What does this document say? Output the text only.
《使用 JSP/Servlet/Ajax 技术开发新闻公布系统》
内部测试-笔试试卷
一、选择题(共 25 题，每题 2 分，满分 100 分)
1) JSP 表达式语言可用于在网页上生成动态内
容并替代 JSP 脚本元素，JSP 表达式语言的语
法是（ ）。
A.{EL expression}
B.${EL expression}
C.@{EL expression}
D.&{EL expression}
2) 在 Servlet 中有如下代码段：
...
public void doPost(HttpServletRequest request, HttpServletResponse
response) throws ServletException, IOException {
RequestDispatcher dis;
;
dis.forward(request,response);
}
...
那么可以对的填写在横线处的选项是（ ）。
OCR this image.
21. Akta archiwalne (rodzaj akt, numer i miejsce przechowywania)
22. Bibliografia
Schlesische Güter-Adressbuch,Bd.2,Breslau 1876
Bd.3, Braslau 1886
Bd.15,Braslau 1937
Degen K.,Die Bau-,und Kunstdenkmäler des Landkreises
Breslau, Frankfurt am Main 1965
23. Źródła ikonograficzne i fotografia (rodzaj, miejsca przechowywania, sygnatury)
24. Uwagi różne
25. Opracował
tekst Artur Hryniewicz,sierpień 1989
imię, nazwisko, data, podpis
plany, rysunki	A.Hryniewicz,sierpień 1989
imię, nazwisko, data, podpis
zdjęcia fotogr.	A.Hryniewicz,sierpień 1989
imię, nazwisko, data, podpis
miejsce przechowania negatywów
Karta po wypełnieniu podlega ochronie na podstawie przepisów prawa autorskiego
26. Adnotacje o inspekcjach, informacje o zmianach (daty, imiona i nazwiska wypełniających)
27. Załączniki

- [Exercise task]: Transcribe every record above exactly as it appears.

- [Finished answer]:
What does this document say? Output the text only.
《使用 JSP/Servlet/Ajax 技术开发新闻公布系统》
内部测试-笔试试卷
一、选择题(共 25 题，每题 2 分，满分 100 分)
1) JSP 表达式语言可用于在网页上生成动态内
容并替代 JSP 脚本元素，JSP 表达式语言的语
法是（ ）。
A.{EL expression}
B.${EL expression}
C.@{EL expression}
D.&{EL expression}
2) 在 Servlet 中有如下代码段：
...
public void doPost(HttpServletRequest request, HttpServletResponse
response) throws ServletException, IOException {
RequestDispatcher dis;
;
dis.forward(request,response);
}
...
那么可以对的填写在横线处的选项是（ ）。
OCR this image.
21. Akta archiwalne (rodzaj akt, numer i miejsce przechowywania)
22. Bibliografia
Schlesische Güter-Adressbuch,Bd.2,Breslau 1876
Bd.3, Braslau 1886
Bd.15,Braslau 1937
Degen K.,Die Bau-,und Kunstdenkmäler des Landkreises
Breslau, Frankfurt am Main 1965
23. Źródła ikonograficzne i fotografia (rodzaj, miejsca przechowywania, sygnatury)
24. Uwagi różne
25. Opracował
tekst Artur Hryniewicz,sierpień 1989
imię, nazwisko, data, podpis
plany, rysunki	A.Hryniewicz,sierpień 1989
imię, nazwisko, data, podpis
zdjęcia fotogr.	A.Hryniewicz,sierpień 1989
imię, nazwisko, data, podpis
miejsce przechowania negatywów
Karta po wypełnieniu podlega ochronie na podstawie przepisów prawa autorskiego
26. Adnotacje o inspekcjach, informacje o zmianach (daty, imiona i nazwiska wypełniających)
27. Załączniki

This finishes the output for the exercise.